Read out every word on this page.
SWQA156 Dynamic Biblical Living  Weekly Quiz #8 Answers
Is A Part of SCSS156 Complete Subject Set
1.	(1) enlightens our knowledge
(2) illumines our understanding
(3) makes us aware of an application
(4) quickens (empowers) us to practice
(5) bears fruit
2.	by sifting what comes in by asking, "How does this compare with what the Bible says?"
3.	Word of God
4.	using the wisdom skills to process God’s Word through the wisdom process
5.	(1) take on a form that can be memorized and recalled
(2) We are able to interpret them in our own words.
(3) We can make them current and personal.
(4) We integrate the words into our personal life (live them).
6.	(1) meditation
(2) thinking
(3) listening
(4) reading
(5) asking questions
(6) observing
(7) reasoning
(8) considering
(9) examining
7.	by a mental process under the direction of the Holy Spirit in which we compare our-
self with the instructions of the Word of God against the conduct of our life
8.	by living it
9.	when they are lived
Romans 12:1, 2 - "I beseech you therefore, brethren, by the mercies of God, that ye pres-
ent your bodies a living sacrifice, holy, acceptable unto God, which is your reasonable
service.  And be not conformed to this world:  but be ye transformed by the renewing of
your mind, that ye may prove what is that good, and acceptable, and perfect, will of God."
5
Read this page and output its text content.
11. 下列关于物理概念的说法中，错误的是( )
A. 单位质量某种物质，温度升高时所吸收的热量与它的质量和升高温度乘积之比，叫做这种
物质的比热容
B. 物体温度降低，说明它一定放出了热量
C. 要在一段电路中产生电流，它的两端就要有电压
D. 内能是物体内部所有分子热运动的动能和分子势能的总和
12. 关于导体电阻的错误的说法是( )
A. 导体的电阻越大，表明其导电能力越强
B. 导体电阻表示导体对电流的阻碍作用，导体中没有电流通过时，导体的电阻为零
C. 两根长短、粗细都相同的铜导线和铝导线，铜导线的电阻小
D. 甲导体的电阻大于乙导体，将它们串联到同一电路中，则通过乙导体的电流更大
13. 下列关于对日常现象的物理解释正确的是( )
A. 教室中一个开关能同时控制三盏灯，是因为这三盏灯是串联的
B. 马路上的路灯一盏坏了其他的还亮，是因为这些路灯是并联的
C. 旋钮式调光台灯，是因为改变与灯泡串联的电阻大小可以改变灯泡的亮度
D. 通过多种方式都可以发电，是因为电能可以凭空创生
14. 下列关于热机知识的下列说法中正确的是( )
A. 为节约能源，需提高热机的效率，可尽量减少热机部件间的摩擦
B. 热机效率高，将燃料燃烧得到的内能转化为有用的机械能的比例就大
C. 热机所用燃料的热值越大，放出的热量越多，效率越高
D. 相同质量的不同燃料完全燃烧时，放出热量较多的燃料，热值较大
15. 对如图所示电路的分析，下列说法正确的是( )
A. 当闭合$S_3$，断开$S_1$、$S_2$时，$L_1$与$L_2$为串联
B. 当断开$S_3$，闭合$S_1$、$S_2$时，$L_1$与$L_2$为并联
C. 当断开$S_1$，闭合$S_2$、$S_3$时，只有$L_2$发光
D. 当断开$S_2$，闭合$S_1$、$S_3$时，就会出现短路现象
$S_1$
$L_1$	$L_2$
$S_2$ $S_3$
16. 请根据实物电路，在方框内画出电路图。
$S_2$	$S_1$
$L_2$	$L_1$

### Stated exercise
Reproduce each line of the material above precisely.

### Exercise result
Read out every word on this page.
SWQA156 Dynamic Biblical Living  Weekly Quiz #8 Answers
Is A Part of SCSS156 Complete Subject Set
1.	(1) enlightens our knowledge
(2) illumines our understanding
(3) makes us aware of an application
(4) quickens (empowers) us to practice
(5) bears fruit
2.	by sifting what comes in by asking, "How does this compare with what the Bible says?"
3.	Word of God
4.	using the wisdom skills to process God’s Word through the wisdom process
5.	(1) take on a form that can be memorized and recalled
(2) We are able to interpret them in our own words.
(3) We can make them current and personal.
(4) We integrate the words into our personal life (live them).
6.	(1) meditation
(2) thinking
(3) listening
(4) reading
(5) asking questions
(6) observing
(7) reasoning
(8) considering
(9) examining
7.	by a mental process under the direction of the Holy Spirit in which we compare our-
self with the instructions of the Word of God against the conduct of our life
8.	by living it
9.	when they are lived
Romans 12:1, 2 - "I beseech you therefore, brethren, by the mercies of God, that ye pres-
ent your bodies a living sacrifice, holy, acceptable unto God, which is your reasonable
service.  And be not conformed to this world:  but be ye transformed by the renewing of
your mind, that ye may prove what is that good, and acceptable, and perfect, will of God."
5
Read this page and output its text content.
11. 下列关于物理概念的说法中，错误的是( )
A. 单位质量某种物质，温度升高时所吸收的热量与它的质量和升高温度乘积之比，叫做这种
物质的比热容
B. 物体温度降低，说明它一定放出了热量
C. 要在一段电路中产生电流，它的两端就要有电压
D. 内能是物体内部所有分子热运动的动能和分子势能的总和
12. 关于导体电阻的错误的说法是( )
A. 导体的电阻越大，表明其导电能力越强
B. 导体电阻表示导体对电流的阻碍作用，导体中没有电流通过时，导体的电阻为零
C. 两根长短、粗细都相同的铜导线和铝导线，铜导线的电阻小
D. 甲导体的电阻大于乙导体，将它们串联到同一电路中，则通过乙导体的电流更大
13. 下列关于对日常现象的物理解释正确的是( )
A. 教室中一个开关能同时控制三盏灯，是因为这三盏灯是串联的
B. 马路上的路灯一盏坏了其他的还亮，是因为这些路灯是并联的
C. 旋钮式调光台灯，是因为改变与灯泡串联的电阻大小可以改变灯泡的亮度
D. 通过多种方式都可以发电，是因为电能可以凭空创生
14. 下列关于热机知识的下列说法中正确的是( )
A. 为节约能源，需提高热机的效率，可尽量减少热机部件间的摩擦
B. 热机效率高，将燃料燃烧得到的内能转化为有用的机械能的比例就大
C. 热机所用燃料的热值越大，放出的热量越多，效率越高
D. 相同质量的不同燃料完全燃烧时，放出热量较多的燃料，热值较大
15. 对如图所示电路的分析，下列说法正确的是( )
A. 当闭合$S_3$，断开$S_1$、$S_2$时，$L_1$与$L_2$为串联
B. 当断开$S_3$，闭合$S_1$、$S_2$时，$L_1$与$L_2$为并联
C. 当断开$S_1$，闭合$S_2$、$S_3$时，只有$L_2$发光
D. 当断开$S_2$，闭合$S_1$、$S_3$时，就会出现短路现象
$S_1$
$L_1$	$L_2$
$S_2$ $S_3$
16. 请根据实物电路，在方框内画出电路图。
$S_2$	$S_1$
$L_2$	$L_1$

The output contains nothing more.